STATED TASK:
Render the material from its first line through the line containing "english-notice-card: Blocked image", inclusive, as a Markdown table with columns Row and Line, skipping any blank lines.

start MATERIAL PROVIDED

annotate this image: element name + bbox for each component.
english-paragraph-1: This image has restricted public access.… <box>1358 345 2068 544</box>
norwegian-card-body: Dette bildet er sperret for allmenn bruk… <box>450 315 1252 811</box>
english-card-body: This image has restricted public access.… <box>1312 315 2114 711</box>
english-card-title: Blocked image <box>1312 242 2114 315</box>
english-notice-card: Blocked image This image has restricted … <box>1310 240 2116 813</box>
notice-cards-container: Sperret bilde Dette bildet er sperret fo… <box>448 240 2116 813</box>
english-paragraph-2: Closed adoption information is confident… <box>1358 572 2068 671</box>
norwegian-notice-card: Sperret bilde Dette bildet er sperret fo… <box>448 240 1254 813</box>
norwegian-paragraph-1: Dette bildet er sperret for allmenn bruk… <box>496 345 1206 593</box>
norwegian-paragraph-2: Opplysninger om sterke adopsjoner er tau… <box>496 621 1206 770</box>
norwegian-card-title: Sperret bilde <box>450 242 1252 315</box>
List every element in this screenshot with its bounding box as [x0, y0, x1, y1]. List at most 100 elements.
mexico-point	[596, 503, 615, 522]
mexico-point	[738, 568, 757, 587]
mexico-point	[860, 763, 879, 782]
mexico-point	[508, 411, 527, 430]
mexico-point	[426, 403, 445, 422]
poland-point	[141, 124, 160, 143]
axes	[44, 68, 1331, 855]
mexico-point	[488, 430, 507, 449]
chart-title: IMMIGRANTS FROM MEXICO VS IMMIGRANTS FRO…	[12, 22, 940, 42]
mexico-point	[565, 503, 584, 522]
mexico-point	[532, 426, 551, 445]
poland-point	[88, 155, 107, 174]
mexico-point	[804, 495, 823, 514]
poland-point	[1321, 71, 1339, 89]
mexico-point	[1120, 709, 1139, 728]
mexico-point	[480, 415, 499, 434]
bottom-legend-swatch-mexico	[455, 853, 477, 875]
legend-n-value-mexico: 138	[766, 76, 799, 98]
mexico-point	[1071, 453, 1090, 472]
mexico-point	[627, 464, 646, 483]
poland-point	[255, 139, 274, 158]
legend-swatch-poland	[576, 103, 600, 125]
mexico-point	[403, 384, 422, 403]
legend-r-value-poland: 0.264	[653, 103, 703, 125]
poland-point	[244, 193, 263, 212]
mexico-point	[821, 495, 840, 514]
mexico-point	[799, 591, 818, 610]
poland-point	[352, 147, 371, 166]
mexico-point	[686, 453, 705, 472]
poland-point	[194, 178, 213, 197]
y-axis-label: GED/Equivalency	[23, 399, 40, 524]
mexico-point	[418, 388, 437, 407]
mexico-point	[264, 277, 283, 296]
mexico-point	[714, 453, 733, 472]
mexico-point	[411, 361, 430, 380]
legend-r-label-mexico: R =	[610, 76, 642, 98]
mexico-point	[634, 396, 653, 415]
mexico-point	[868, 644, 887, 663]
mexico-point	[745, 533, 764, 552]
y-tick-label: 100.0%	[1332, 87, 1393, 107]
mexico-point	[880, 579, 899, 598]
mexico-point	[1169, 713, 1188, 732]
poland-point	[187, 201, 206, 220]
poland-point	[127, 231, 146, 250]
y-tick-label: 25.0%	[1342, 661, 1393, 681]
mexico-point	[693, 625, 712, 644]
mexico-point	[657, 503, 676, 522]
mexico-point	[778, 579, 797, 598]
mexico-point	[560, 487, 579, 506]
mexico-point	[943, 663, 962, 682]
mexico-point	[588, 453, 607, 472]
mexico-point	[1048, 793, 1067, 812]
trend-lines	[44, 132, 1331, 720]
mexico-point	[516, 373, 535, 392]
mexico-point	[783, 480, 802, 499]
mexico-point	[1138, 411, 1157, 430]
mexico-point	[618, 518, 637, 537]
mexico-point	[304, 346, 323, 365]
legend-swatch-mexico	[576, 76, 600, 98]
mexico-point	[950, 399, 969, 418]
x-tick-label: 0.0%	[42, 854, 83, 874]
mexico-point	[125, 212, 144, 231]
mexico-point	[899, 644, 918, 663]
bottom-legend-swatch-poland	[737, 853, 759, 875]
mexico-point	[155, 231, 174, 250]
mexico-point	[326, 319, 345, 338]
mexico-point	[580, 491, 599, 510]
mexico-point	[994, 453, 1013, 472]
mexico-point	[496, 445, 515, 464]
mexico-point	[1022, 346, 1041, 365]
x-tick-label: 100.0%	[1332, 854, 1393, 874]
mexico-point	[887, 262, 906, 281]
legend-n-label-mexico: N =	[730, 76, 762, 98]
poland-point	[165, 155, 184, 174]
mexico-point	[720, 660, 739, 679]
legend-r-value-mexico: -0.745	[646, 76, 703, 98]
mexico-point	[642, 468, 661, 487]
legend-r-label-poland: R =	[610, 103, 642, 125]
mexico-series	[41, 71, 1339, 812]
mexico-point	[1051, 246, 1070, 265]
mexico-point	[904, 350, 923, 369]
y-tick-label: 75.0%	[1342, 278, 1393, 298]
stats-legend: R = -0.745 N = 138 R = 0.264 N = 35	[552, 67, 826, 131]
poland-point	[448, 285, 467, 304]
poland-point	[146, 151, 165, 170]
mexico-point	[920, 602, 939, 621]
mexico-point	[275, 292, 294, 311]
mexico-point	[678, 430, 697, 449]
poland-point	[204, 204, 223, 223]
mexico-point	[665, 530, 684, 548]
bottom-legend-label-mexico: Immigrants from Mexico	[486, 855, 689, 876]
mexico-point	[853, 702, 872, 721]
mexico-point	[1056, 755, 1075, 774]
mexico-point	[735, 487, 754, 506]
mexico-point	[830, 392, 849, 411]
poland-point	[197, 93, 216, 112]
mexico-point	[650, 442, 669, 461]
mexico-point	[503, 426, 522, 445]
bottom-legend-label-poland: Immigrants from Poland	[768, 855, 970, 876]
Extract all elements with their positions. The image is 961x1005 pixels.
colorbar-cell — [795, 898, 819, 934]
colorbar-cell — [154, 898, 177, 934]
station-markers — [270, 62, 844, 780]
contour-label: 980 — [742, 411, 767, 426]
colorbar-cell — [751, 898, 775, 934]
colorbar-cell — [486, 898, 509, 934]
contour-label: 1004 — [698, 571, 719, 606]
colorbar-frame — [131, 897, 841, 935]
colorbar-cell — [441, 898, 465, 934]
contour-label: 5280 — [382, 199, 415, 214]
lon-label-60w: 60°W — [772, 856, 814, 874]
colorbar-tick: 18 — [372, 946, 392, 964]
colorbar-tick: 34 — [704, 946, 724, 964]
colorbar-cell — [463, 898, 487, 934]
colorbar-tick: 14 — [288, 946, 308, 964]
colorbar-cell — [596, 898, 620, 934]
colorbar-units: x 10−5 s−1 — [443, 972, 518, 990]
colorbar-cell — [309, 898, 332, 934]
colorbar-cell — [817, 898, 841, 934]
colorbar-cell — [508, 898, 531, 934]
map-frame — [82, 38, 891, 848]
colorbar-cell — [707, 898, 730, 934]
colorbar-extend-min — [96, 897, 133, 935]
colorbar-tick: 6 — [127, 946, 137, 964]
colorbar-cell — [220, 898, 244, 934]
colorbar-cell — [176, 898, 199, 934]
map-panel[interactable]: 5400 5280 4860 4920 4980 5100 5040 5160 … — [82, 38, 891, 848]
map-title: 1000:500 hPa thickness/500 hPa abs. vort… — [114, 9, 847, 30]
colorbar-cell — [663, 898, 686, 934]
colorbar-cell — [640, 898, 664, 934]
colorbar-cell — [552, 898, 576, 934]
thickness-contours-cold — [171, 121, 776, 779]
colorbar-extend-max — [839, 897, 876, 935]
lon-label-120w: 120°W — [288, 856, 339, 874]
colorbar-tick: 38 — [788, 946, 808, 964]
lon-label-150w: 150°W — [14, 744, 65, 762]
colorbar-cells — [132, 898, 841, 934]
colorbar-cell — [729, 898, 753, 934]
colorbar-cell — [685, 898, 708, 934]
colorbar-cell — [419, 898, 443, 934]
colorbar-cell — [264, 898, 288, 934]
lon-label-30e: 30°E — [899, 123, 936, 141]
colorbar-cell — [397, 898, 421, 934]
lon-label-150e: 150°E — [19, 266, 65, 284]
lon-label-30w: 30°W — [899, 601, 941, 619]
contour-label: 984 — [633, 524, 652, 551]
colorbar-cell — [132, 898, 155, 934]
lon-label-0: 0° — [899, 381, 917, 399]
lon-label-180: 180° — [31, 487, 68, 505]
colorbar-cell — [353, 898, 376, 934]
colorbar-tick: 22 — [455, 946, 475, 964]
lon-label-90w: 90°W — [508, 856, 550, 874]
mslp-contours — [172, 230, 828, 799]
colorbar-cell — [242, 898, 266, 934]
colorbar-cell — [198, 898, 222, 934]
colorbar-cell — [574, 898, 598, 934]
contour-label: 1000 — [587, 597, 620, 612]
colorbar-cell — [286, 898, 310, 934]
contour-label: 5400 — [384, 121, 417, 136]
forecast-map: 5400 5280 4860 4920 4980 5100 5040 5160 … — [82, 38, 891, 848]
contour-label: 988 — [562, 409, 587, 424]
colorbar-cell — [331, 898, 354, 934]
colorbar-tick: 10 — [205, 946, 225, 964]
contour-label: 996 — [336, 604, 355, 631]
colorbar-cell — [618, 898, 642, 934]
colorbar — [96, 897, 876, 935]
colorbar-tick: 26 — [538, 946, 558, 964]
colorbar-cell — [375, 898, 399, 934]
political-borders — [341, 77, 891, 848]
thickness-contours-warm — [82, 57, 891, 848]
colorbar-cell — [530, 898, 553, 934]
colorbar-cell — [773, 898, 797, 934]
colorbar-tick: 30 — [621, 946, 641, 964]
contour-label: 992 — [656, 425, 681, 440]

end MATERIAL PROVIDED

RESPONSE FOR THIS EXERCISE:
| Row | Line |
|---|---|
| 1 | annotate this image: element name + bbox for each component. |
| 2 | english-paragraph-1: This image has restricted public access.… <box>1358 345 2068 544</box> |
| 3 | norwegian-card-body: Dette bildet er sperret for allmenn bruk… <box>450 315 1252 811</box> |
| 4 | english-card-body: This image has restricted public access.… <box>1312 315 2114 711</box> |
| 5 | english-card-title: Blocked image <box>1312 242 2114 315</box> |
| 6 | english-notice-card: Blocked image This image has restricted … <box>1310 240 2116 813</box> |